Print each line of the listing once more, precisely as given.

___ Supplied material ___

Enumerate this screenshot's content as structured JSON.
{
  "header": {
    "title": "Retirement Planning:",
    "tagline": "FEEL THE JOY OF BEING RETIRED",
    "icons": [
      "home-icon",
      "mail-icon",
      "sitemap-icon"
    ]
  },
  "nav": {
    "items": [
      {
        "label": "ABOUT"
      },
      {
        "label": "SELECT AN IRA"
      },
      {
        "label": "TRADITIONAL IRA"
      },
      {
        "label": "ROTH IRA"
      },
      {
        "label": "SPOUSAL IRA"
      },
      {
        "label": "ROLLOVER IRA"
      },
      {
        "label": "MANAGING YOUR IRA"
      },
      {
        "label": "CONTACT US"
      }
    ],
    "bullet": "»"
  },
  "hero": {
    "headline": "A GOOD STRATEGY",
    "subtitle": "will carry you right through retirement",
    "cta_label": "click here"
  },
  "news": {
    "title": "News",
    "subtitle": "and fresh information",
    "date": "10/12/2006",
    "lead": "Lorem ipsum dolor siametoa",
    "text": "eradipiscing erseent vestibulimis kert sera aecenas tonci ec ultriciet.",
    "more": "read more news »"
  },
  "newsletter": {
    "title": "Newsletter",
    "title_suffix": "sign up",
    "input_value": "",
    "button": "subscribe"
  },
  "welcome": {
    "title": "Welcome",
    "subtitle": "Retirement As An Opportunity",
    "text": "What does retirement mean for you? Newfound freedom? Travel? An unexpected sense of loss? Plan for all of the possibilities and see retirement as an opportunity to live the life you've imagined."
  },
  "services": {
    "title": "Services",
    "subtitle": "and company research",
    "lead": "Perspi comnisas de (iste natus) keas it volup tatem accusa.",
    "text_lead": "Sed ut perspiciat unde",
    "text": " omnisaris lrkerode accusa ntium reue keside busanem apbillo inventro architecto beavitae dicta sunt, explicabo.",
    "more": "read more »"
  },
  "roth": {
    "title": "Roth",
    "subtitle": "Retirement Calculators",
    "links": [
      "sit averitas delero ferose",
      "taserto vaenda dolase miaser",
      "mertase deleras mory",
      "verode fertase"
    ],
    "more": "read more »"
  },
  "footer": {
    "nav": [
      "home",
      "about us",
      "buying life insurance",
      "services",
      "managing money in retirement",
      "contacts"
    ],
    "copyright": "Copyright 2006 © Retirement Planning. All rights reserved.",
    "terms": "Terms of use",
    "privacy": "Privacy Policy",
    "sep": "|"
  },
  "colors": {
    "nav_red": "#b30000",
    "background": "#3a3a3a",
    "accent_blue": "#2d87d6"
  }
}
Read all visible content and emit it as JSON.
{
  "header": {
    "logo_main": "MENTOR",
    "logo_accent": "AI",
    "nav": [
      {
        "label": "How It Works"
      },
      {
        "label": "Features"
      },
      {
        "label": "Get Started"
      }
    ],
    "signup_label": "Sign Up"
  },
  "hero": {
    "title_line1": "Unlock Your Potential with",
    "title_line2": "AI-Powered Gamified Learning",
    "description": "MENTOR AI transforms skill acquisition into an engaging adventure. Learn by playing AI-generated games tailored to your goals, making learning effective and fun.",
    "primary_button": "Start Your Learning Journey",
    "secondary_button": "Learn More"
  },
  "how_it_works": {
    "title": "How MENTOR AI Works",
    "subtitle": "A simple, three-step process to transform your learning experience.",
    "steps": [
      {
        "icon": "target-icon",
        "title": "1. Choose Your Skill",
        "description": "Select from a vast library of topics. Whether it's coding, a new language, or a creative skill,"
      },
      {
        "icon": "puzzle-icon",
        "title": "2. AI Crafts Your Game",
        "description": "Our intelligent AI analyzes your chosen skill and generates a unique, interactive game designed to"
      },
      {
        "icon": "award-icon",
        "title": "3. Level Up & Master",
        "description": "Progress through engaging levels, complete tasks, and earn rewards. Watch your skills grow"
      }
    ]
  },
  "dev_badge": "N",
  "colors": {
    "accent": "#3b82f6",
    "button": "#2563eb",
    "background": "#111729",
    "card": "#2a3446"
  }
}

___

**Finished answer:**
Enumerate this screenshot's content as structured JSON.
{
  "header": {
    "title": "Retirement Planning:",
    "tagline": "FEEL THE JOY OF BEING RETIRED",
    "icons": [
      "home-icon",
      "mail-icon",
      "sitemap-icon"
    ]
  },
  "nav": {
    "items": [
      {
        "label": "ABOUT"
      },
      {
        "label": "SELECT AN IRA"
      },
      {
        "label": "TRADITIONAL IRA"
      },
      {
        "label": "ROTH IRA"
      },
      {
        "label": "SPOUSAL IRA"
      },
      {
        "label": "ROLLOVER IRA"
      },
      {
        "label": "MANAGING YOUR IRA"
      },
      {
        "label": "CONTACT US"
      }
    ],
    "bullet": "»"
  },
  "hero": {
    "headline": "A GOOD STRATEGY",
    "subtitle": "will carry you right through retirement",
    "cta_label": "click here"
  },
  "news": {
    "title": "News",
    "subtitle": "and fresh information",
    "date": "10/12/2006",
    "lead": "Lorem ipsum dolor siametoa",
    "text": "eradipiscing erseent vestibulimis kert sera aecenas tonci ec ultriciet.",
    "more": "read more news »"
  },
  "newsletter": {
    "title": "Newsletter",
    "title_suffix": "sign up",
    "input_value": "",
    "button": "subscribe"
  },
  "welcome": {
    "title": "Welcome",
    "subtitle": "Retirement As An Opportunity",
    "text": "What does retirement mean for you? Newfound freedom? Travel? An unexpected sense of loss? Plan for all of the possibilities and see retirement as an opportunity to live the life you've imagined."
  },
  "services": {
    "title": "Services",
    "subtitle": "and company research",
    "lead": "Perspi comnisas de (iste natus) keas it volup tatem accusa.",
    "text_lead": "Sed ut perspiciat unde",
    "text": " omnisaris lrkerode accusa ntium reue keside busanem apbillo inventro architecto beavitae dicta sunt, explicabo.",
    "more": "read more »"
  },
  "roth": {
    "title": "Roth",
    "subtitle": "Retirement Calculators",
    "links": [
      "sit averitas delero ferose",
      "taserto vaenda dolase miaser",
      "mertase deleras mory",
      "verode fertase"
    ],
    "more": "read more »"
  },
  "footer": {
    "nav": [
      "home",
      "about us",
      "buying life insurance",
      "services",
      "managing money in retirement",
      "contacts"
    ],
    "copyright": "Copyright 2006 © Retirement Planning. All rights reserved.",
    "terms": "Terms of use",
    "privacy": "Privacy Policy",
    "sep": "|"
  },
  "colors": {
    "nav_red": "#b30000",
    "background": "#3a3a3a",
    "accent_blue": "#2d87d6"
  }
}
Read all visible content and emit it as JSON.
{
  "header": {
    "logo_main": "MENTOR",
    "logo_accent": "AI",
    "nav": [
      {
        "label": "How It Works"
      },
      {
        "label": "Features"
      },
      {
        "label": "Get Started"
      }
    ],
    "signup_label": "Sign Up"
  },
  "hero": {
    "title_line1": "Unlock Your Potential with",
    "title_line2": "AI-Powered Gamified Learning",
    "description": "MENTOR AI transforms skill acquisition into an engaging adventure. Learn by playing AI-generated games tailored to your goals, making learning effective and fun.",
    "primary_button": "Start Your Learning Journey",
    "secondary_button": "Learn More"
  },
  "how_it_works": {
    "title": "How MENTOR AI Works",
    "subtitle": "A simple, three-step process to transform your learning experience.",
    "steps": [
      {
        "icon": "target-icon",
        "title": "1. Choose Your Skill",
        "description": "Select from a vast library of topics. Whether it's coding, a new language, or a creative skill,"
      },
      {
        "icon": "puzzle-icon",
        "title": "2. AI Crafts Your Game",
        "description": "Our intelligent AI analyzes your chosen skill and generates a unique, interactive game designed to"
      },
      {
        "icon": "award-icon",
        "title": "3. Level Up & Master",
        "description": "Progress through engaging levels, complete tasks, and earn rewards. Watch your skills grow"
      }
    ]
  },
  "dev_badge": "N",
  "colors": {
    "accent": "#3b82f6",
    "button": "#2563eb",
    "background": "#111729",
    "card": "#2a3446"
  }
}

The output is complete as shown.